(INSTRUCTION):
Copy out each line of the material below with no changes.

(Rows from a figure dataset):
** START **

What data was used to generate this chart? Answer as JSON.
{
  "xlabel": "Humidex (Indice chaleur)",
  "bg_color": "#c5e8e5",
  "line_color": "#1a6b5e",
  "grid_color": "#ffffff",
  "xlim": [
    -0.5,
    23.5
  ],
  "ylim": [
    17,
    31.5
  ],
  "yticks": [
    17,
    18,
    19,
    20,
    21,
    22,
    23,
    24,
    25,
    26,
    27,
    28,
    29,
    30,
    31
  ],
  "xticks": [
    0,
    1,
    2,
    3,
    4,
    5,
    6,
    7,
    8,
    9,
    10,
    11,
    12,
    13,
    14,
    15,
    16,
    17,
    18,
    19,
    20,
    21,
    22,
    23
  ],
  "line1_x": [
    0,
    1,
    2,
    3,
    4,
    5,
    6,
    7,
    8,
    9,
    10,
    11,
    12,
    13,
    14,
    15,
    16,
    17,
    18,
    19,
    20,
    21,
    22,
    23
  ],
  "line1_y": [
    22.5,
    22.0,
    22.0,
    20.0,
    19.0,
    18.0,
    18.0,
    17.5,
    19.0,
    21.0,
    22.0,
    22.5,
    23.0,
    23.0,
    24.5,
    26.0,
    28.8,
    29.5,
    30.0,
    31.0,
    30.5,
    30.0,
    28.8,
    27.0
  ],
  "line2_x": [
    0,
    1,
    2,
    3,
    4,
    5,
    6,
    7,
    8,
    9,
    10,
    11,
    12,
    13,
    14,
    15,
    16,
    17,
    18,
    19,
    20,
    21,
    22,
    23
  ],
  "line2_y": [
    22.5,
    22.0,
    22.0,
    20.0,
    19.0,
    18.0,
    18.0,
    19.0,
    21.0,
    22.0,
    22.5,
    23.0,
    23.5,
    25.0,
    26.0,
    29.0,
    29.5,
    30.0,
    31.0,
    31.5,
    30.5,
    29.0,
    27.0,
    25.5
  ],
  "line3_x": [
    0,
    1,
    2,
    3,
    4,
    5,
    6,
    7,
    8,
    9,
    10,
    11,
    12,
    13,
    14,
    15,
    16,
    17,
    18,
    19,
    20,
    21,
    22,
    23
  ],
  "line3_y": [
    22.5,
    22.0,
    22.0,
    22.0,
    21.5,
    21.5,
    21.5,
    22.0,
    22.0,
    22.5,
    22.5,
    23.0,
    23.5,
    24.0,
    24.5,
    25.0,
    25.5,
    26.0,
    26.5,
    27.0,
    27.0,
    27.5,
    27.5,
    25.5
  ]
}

** END **

(TASK ANSWER):
What data was used to generate this chart? Answer as JSON.
{
  "xlabel": "Humidex (Indice chaleur)",
  "bg_color": "#c5e8e5",
  "line_color": "#1a6b5e",
  "grid_color": "#ffffff",
  "xlim": [
    -0.5,
    23.5
  ],
  "ylim": [
    17,
    31.5
  ],
  "yticks": [
    17,
    18,
    19,
    20,
    21,
    22,
    23,
    24,
    25,
    26,
    27,
    28,
    29,
    30,
    31
  ],
  "xticks": [
    0,
    1,
    2,
    3,
    4,
    5,
    6,
    7,
    8,
    9,
    10,
    11,
    12,
    13,
    14,
    15,
    16,
    17,
    18,
    19,
    20,
    21,
    22,
    23
  ],
  "line1_x": [
    0,
    1,
    2,
    3,
    4,
    5,
    6,
    7,
    8,
    9,
    10,
    11,
    12,
    13,
    14,
    15,
    16,
    17,
    18,
    19,
    20,
    21,
    22,
    23
  ],
  "line1_y": [
    22.5,
    22.0,
    22.0,
    20.0,
    19.0,
    18.0,
    18.0,
    17.5,
    19.0,
    21.0,
    22.0,
    22.5,
    23.0,
    23.0,
    24.5,
    26.0,
    28.8,
    29.5,
    30.0,
    31.0,
    30.5,
    30.0,
    28.8,
    27.0
  ],
  "line2_x": [
    0,
    1,
    2,
    3,
    4,
    5,
    6,
    7,
    8,
    9,
    10,
    11,
    12,
    13,
    14,
    15,
    16,
    17,
    18,
    19,
    20,
    21,
    22,
    23
  ],
  "line2_y": [
    22.5,
    22.0,
    22.0,
    20.0,
    19.0,
    18.0,
    18.0,
    19.0,
    21.0,
    22.0,
    22.5,
    23.0,
    23.5,
    25.0,
    26.0,
    29.0,
    29.5,
    30.0,
    31.0,
    31.5,
    30.5,
    29.0,
    27.0,
    25.5
  ],
  "line3_x": [
    0,
    1,
    2,
    3,
    4,
    5,
    6,
    7,
    8,
    9,
    10,
    11,
    12,
    13,
    14,
    15,
    16,
    17,
    18,
    19,
    20,
    21,
    22,
    23
  ],
  "line3_y": [
    22.5,
    22.0,
    22.0,
    22.0,
    21.5,
    21.5,
    21.5,
    22.0,
    22.0,
    22.5,
    22.5,
    23.0,
    23.5,
    24.0,
    24.5,
    25.0,
    25.5,
    26.0,
    26.5,
    27.0,
    27.0,
    27.5,
    27.5,
    25.5
  ]
}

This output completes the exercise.